=== DATA ENTRIES ===

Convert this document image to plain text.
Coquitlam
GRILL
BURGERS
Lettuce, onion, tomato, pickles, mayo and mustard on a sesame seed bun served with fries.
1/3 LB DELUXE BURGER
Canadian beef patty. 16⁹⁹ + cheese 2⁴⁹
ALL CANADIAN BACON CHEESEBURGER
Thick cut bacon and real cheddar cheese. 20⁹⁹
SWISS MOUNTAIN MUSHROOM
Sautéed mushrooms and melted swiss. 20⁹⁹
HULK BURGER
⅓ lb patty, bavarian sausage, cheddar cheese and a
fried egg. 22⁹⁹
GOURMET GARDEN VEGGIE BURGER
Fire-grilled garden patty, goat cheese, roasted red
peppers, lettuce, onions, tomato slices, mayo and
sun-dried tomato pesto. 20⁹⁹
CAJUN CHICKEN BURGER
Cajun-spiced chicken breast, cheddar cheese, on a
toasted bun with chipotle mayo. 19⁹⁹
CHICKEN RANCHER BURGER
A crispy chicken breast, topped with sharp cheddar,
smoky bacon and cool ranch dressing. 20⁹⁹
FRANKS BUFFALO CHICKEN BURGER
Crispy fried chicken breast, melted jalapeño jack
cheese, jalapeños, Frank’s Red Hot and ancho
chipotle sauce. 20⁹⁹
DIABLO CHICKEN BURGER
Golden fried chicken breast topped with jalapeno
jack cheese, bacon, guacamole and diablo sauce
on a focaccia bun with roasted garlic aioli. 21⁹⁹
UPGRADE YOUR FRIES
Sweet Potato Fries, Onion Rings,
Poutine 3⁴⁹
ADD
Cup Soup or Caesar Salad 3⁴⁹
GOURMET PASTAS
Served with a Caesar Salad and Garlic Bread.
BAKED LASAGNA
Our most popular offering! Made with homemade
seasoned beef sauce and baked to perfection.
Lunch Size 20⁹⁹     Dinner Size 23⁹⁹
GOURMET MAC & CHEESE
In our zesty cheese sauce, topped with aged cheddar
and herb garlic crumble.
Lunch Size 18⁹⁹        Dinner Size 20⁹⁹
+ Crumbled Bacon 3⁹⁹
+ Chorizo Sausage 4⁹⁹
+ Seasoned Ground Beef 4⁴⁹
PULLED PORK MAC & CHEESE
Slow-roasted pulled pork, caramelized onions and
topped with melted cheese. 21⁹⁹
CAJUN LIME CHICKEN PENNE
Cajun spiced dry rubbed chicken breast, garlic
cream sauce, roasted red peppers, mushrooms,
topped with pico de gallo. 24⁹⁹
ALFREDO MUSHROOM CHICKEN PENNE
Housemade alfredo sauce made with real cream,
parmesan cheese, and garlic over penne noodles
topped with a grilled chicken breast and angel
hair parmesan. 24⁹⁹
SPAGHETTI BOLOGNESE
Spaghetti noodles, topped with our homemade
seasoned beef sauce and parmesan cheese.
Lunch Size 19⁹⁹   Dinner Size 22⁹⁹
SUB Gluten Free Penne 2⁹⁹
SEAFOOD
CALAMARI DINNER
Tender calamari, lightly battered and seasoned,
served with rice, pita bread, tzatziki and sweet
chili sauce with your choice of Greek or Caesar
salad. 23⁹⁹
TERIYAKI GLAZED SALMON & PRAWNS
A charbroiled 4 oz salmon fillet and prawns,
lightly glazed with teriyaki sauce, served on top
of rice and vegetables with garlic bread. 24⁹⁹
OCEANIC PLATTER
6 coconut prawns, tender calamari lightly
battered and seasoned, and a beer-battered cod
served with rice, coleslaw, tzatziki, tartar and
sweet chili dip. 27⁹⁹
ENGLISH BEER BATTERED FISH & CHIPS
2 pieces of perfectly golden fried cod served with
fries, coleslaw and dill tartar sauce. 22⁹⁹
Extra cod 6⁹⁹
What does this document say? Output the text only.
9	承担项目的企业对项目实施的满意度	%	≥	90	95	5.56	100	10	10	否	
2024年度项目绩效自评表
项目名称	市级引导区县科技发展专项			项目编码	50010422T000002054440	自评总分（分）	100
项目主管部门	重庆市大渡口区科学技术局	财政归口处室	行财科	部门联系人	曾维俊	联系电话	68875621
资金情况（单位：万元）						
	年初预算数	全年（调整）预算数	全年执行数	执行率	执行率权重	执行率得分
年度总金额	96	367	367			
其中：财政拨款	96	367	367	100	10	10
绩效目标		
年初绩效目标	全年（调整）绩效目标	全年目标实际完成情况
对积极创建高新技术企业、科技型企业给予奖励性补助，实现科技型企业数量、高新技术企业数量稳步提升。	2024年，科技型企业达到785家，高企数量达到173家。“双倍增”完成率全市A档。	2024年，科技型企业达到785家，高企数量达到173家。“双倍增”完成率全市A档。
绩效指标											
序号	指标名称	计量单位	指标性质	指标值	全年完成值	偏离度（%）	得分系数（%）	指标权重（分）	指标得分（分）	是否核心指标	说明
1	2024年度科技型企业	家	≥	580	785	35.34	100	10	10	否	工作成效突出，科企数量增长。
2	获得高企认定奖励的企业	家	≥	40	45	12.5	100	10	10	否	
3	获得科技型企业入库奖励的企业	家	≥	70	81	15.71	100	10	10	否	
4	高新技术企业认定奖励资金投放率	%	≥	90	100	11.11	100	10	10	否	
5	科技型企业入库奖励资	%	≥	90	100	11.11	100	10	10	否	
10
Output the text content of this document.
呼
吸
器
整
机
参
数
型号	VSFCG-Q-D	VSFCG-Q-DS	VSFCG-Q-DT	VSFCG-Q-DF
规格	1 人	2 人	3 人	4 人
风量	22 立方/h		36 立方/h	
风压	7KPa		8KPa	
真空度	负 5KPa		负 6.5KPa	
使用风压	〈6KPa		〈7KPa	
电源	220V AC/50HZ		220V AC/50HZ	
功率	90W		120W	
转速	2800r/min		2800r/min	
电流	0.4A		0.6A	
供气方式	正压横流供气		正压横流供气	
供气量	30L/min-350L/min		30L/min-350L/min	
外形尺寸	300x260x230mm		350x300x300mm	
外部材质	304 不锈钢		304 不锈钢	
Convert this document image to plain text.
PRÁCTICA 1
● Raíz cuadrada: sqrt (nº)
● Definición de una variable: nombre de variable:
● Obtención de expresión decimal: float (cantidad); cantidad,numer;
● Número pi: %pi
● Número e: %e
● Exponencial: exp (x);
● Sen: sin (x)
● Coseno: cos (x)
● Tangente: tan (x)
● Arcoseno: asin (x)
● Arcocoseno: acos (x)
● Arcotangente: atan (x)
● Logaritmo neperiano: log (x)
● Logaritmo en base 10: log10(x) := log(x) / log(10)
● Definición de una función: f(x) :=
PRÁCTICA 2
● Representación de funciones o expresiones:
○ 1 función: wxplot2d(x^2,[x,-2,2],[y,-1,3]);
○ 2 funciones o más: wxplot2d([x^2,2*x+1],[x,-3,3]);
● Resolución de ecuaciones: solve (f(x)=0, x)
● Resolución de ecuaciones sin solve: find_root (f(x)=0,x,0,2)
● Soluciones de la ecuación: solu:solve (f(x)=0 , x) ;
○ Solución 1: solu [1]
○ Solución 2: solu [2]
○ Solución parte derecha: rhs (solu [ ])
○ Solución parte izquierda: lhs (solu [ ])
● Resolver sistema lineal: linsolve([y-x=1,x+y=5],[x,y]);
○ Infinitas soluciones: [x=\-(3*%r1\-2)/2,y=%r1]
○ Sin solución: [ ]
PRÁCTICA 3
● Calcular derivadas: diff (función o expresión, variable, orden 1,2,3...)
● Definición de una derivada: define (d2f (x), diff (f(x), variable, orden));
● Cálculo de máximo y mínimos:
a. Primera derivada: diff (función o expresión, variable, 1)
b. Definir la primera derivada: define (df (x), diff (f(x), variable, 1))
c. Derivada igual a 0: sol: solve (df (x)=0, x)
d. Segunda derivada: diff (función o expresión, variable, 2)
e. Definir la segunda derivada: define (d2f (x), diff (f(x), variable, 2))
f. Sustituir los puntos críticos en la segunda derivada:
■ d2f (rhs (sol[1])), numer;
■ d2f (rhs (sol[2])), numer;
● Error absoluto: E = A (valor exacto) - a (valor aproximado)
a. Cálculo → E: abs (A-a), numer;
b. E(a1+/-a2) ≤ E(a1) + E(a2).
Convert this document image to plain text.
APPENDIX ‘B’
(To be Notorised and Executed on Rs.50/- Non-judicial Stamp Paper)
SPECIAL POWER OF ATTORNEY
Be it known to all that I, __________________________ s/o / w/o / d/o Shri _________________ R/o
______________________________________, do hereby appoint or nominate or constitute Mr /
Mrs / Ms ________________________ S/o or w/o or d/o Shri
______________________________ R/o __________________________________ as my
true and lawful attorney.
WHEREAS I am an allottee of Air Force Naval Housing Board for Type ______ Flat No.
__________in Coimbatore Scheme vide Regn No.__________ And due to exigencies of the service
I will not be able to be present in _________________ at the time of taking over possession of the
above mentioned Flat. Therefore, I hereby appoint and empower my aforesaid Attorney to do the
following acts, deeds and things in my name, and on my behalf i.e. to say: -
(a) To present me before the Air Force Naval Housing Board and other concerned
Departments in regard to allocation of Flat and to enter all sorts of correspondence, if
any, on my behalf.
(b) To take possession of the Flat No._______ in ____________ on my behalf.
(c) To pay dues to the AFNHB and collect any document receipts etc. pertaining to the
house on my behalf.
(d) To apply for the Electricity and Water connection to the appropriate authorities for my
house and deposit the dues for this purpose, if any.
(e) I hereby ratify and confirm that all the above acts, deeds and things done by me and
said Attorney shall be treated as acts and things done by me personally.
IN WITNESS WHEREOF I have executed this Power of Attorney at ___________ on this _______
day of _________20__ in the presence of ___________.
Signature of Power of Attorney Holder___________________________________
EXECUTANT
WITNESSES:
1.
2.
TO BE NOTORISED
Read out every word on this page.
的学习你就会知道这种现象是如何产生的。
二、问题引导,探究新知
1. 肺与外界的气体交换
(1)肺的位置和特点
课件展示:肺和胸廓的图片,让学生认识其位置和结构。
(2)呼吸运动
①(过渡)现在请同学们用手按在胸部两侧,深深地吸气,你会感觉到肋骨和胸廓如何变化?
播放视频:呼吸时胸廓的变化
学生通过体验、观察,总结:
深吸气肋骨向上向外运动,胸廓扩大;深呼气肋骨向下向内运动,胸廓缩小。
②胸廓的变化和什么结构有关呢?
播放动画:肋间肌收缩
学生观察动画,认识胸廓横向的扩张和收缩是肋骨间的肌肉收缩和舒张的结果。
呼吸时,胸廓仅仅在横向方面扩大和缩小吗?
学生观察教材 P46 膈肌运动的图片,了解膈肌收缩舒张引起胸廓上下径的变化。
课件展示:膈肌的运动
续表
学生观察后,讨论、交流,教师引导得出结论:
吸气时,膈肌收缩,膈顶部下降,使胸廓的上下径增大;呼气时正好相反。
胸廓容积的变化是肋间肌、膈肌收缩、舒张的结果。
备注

===

TASK BRIEF -
Make a tally of the lines in this data that include the string "jack", and answer with that tally alone.

TASK SOLUTION -
2